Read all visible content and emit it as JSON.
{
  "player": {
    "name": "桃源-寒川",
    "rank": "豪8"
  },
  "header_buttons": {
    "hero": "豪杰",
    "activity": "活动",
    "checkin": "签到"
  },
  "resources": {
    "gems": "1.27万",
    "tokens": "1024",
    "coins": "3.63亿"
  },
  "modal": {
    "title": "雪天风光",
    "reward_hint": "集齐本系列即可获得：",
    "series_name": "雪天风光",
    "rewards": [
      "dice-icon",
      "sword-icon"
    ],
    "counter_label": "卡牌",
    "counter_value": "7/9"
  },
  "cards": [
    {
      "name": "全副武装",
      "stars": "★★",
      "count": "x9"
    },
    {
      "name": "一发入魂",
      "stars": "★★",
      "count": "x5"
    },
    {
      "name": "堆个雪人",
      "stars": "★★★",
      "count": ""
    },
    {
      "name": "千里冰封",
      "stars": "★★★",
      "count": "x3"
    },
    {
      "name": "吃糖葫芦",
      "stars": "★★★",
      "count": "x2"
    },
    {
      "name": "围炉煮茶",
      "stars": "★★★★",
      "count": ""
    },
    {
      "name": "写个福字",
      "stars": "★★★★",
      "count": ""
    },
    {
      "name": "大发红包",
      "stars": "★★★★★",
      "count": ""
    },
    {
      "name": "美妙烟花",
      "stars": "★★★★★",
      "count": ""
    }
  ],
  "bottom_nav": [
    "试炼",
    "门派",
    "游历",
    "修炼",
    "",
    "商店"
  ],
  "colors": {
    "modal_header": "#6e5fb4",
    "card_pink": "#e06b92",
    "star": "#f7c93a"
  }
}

- - - -

Exercise directions:
Reproduce each record shown above without altering a single word.

Exercise response:
Read all visible content and emit it as JSON.
{
  "player": {
    "name": "桃源-寒川",
    "rank": "豪8"
  },
  "header_buttons": {
    "hero": "豪杰",
    "activity": "活动",
    "checkin": "签到"
  },
  "resources": {
    "gems": "1.27万",
    "tokens": "1024",
    "coins": "3.63亿"
  },
  "modal": {
    "title": "雪天风光",
    "reward_hint": "集齐本系列即可获得：",
    "series_name": "雪天风光",
    "rewards": [
      "dice-icon",
      "sword-icon"
    ],
    "counter_label": "卡牌",
    "counter_value": "7/9"
  },
  "cards": [
    {
      "name": "全副武装",
      "stars": "★★",
      "count": "x9"
    },
    {
      "name": "一发入魂",
      "stars": "★★",
      "count": "x5"
    },
    {
      "name": "堆个雪人",
      "stars": "★★★",
      "count": ""
    },
    {
      "name": "千里冰封",
      "stars": "★★★",
      "count": "x3"
    },
    {
      "name": "吃糖葫芦",
      "stars": "★★★",
      "count": "x2"
    },
    {
      "name": "围炉煮茶",
      "stars": "★★★★",
      "count": ""
    },
    {
      "name": "写个福字",
      "stars": "★★★★",
      "count": ""
    },
    {
      "name": "大发红包",
      "stars": "★★★★★",
      "count": ""
    },
    {
      "name": "美妙烟花",
      "stars": "★★★★★",
      "count": ""
    }
  ],
  "bottom_nav": [
    "试炼",
    "门派",
    "游历",
    "修炼",
    "",
    "商店"
  ],
  "colors": {
    "modal_header": "#6e5fb4",
    "card_pink": "#e06b92",
    "star": "#f7c93a"
  }
}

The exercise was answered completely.